- Exercise prompt
Output the full listing below exactly as it reads, and skip anything that is a picture.

##########

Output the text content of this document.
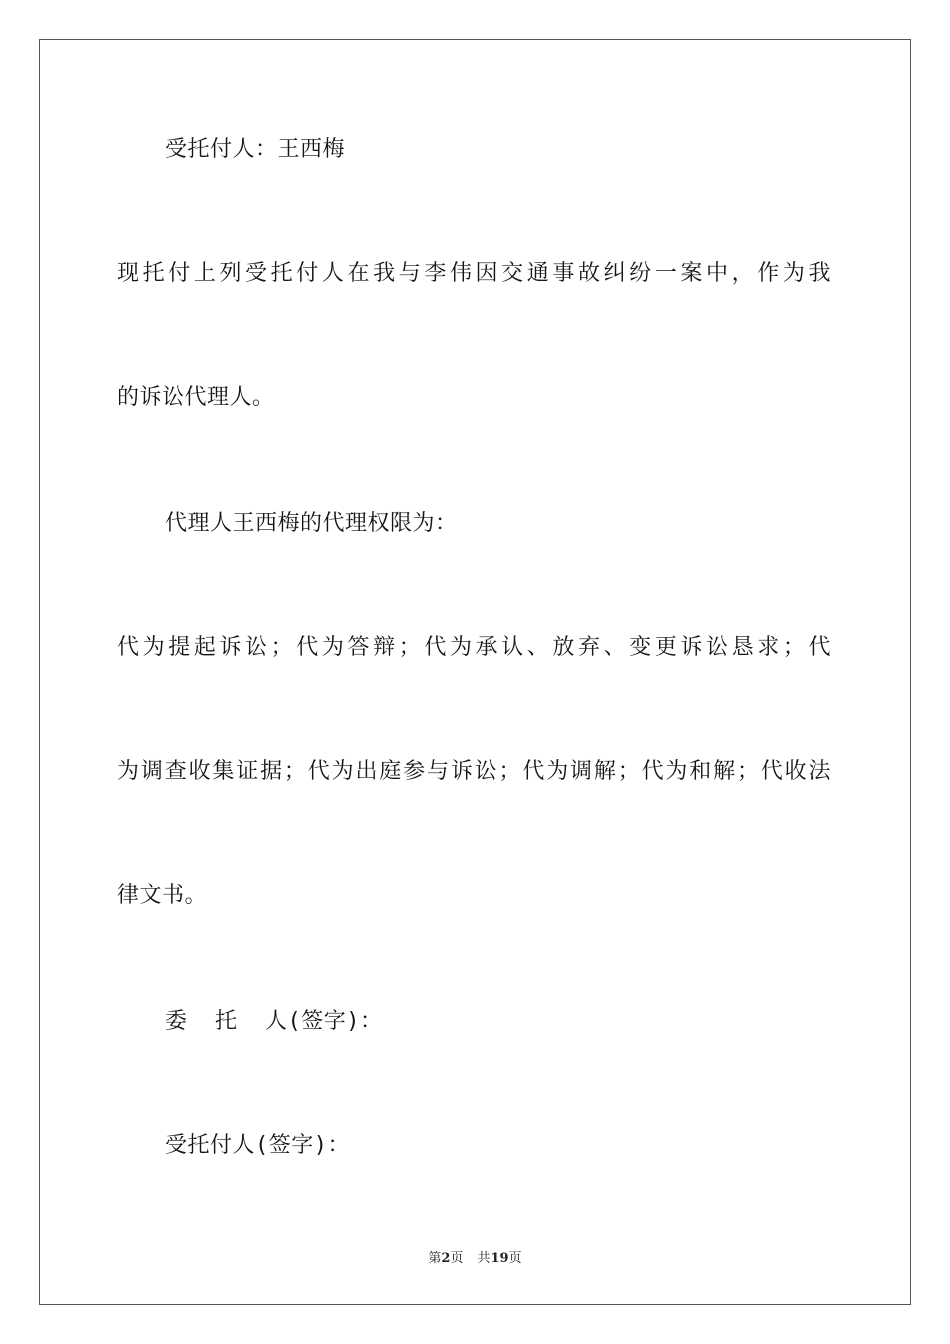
受托付人：王西梅
现托付上列受托付人在我与李伟因交通事故纠纷一案中，作为我
的诉讼代理人。
代理人王西梅的代理权限为：
代为提起诉讼；代为答辩；代为承认、放弃、变更诉讼恳求；代
为调查收集证据；代为出庭参与诉讼；代为调解；代为和解；代收法
律文书。
委  托  人(签字)：
受托付人(签字)：
第2页 共19页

##########

- Task answer
Output the text content of this document.
受托付人：王西梅
现托付上列受托付人在我与李伟因交通事故纠纷一案中，作为我
的诉讼代理人。
代理人王西梅的代理权限为：
代为提起诉讼；代为答辩；代为承认、放弃、变更诉讼恳求；代
为调查收集证据；代为出庭参与诉讼；代为调解；代为和解；代收法
律文书。
委  托  人(签字)：
受托付人(签字)：
第2页 共19页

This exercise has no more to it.